■ Your instructions:
Set down verbatim the portion of the passage on the Engineering Quadrangle that begins at the words "In the Engineering" and ends after "and Statistics departments.".

■ Document passage:
Start of Block

In the Engineering Quadrangle, located north of the Inner Loop and west of Duncan College, a trinity of sculptures by Michael Heizer, collectively entitled 45°, 90°, 180°, are flanked by Abercrombie Laboratory to the east, the Cox Mechanical Engineering Building to the west, and the Mechanical Laboratory to the north. Ryon Laboratory and Keck Hall also frame this quadrangle at the northwestern and southwestern corners, respectively. Duncan Hall is the latest addition to this quad, housing offices, classrooms, labs, and lecture halls for the Electrical Engineering, Computer Science, and Statistics departments.

End of Block

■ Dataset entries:
Start of Block

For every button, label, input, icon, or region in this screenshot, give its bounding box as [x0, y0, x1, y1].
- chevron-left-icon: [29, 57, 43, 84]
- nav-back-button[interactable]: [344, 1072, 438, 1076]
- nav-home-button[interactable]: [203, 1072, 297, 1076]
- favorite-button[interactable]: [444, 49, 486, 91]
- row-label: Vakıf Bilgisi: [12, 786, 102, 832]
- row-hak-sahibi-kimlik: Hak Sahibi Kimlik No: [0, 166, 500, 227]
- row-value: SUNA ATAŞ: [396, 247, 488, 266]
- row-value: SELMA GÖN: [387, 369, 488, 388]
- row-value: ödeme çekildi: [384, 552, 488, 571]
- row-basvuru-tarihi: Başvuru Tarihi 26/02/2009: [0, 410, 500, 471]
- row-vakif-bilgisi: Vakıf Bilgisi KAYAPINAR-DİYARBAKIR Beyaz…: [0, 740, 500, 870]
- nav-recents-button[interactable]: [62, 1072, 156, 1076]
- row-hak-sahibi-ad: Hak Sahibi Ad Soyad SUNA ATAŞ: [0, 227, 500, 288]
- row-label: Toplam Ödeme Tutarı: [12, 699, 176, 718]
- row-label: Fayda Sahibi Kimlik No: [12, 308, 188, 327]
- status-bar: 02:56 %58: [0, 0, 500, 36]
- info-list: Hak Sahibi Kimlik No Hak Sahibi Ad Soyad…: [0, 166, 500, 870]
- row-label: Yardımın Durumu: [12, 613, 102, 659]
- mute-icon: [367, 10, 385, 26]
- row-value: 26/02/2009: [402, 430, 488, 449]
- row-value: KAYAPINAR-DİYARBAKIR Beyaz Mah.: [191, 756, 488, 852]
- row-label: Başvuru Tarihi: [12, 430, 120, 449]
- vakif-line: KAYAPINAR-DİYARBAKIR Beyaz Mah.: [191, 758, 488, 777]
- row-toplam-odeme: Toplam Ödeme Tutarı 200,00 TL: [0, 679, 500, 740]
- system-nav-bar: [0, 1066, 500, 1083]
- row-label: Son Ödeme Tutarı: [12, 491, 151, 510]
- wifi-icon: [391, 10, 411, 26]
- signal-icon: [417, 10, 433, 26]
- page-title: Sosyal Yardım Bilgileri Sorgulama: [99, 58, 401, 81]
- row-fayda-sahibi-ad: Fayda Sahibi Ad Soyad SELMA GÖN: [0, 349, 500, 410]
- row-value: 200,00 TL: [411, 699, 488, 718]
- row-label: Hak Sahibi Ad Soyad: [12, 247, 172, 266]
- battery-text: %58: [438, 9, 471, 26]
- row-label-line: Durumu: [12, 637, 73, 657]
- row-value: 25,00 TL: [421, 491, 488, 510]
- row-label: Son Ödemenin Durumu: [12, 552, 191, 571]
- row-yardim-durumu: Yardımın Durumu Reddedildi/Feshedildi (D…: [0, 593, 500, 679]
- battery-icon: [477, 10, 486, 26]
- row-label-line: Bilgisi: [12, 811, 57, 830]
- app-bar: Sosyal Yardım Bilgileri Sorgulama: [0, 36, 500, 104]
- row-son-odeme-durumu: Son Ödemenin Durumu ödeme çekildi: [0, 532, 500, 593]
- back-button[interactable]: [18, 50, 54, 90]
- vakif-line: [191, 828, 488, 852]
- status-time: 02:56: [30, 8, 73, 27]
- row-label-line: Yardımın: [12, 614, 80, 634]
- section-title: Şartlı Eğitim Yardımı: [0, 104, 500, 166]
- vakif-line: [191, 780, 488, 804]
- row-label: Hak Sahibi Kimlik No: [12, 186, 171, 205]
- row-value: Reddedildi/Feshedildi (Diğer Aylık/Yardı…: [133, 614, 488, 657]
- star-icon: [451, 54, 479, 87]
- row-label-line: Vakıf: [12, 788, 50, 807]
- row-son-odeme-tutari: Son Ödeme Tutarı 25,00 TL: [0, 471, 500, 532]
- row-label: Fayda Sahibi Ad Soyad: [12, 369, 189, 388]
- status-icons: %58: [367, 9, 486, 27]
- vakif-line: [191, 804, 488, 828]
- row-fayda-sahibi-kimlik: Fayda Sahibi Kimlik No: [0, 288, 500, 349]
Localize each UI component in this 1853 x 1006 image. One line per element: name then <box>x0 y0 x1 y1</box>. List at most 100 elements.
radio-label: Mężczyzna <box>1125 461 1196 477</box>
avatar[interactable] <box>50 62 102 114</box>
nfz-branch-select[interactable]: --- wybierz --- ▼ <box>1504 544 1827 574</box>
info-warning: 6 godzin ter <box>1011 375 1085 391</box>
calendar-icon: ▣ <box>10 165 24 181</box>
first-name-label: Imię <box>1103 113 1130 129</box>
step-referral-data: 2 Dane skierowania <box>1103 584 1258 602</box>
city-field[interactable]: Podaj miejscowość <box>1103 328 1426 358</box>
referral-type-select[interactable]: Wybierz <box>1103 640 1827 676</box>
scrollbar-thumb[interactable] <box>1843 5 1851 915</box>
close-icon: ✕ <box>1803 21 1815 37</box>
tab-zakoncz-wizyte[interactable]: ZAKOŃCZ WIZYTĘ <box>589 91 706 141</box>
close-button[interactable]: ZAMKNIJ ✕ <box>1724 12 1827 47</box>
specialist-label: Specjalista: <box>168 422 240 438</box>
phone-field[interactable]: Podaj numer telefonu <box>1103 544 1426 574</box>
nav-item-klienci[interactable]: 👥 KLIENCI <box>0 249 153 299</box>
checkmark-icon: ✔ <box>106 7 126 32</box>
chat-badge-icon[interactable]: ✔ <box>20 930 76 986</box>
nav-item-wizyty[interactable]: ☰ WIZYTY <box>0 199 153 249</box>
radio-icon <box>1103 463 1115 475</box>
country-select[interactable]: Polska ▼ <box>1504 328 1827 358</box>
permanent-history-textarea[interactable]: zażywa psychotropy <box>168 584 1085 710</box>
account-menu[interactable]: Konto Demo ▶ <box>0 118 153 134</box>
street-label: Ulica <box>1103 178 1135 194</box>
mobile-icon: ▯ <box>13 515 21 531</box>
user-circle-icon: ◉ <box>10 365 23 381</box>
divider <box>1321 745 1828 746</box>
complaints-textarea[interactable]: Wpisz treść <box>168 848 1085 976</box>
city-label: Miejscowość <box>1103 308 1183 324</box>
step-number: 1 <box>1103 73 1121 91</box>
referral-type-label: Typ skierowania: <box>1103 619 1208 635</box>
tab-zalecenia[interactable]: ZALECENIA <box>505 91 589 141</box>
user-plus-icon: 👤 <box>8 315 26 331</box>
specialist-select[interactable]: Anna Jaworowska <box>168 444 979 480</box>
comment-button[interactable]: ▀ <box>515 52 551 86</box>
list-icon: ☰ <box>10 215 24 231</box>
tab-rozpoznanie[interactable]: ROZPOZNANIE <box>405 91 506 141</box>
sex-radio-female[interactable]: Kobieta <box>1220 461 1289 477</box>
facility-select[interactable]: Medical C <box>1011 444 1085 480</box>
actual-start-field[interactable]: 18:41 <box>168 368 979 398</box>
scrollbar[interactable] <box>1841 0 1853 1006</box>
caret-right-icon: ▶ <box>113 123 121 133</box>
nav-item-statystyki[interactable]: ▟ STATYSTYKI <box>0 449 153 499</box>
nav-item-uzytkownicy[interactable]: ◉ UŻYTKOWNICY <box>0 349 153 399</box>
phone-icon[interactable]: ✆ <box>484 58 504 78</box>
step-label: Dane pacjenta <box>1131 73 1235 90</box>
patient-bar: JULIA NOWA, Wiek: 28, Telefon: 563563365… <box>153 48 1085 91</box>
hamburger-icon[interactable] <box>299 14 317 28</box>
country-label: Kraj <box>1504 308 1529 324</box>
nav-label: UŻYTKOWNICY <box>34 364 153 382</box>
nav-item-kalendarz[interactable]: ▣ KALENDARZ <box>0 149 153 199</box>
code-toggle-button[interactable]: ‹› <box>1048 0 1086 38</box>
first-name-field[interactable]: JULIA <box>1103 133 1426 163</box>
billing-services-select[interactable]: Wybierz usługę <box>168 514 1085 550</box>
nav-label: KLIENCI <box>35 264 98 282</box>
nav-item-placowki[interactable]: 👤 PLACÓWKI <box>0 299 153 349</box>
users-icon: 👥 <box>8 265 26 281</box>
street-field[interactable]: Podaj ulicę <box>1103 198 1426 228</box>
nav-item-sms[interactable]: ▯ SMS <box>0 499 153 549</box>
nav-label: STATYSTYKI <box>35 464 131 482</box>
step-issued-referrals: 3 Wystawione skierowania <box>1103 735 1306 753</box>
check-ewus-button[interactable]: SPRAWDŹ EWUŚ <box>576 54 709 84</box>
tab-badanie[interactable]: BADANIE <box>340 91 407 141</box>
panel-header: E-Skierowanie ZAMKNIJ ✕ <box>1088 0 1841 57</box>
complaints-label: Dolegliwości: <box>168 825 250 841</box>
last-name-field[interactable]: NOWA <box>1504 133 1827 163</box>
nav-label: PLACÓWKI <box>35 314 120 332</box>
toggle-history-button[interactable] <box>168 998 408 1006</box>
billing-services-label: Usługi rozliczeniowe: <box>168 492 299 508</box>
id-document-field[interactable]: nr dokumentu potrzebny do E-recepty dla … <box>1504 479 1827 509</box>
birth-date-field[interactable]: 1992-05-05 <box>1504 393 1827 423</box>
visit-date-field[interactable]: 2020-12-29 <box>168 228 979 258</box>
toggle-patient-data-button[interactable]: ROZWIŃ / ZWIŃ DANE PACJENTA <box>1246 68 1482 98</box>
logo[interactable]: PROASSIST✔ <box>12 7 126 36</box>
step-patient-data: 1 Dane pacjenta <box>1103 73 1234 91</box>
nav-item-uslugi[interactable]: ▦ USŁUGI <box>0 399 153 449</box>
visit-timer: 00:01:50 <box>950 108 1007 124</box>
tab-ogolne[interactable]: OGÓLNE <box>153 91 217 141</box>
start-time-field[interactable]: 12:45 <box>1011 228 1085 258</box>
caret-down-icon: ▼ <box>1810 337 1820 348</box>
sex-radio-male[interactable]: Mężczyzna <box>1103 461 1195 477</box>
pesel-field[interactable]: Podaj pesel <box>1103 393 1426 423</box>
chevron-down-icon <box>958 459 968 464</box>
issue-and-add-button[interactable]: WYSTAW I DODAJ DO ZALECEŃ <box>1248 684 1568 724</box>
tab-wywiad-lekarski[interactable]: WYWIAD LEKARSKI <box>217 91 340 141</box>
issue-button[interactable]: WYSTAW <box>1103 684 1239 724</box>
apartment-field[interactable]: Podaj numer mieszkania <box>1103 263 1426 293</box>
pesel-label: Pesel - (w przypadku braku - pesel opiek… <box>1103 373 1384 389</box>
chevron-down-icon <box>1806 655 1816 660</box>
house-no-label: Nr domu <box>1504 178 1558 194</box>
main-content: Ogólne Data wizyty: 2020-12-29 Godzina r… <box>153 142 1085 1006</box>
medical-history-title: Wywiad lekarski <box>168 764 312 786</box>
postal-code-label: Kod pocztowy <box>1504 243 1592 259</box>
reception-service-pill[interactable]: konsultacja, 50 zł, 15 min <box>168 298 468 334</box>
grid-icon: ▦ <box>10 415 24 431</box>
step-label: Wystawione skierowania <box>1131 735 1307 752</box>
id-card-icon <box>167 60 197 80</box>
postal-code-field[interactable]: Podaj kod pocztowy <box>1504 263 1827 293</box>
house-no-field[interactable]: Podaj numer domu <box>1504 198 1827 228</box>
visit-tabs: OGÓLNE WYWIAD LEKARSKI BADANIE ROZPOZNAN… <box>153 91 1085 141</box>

End of Block

■ Exercise response:
In the Engineering Quadrangle, located north of the Inner Loop and west of Duncan College, a trinity of sculptures by Michael Heizer, collectively entitled 45°, 90°, 180°, are flanked by Abercrombie Laboratory to the east, the Cox Mechanical Engineering Building to the west, and the Mechanical Laboratory to the north. Ryon Laboratory and Keck Hall also frame this quadrangle at the northwestern and southwestern corners, respectively. Duncan Hall is the latest addition to this quad, housing offices, classrooms, labs, and lecture halls for the Electrical Engineering, Computer Science, and Statistics departments.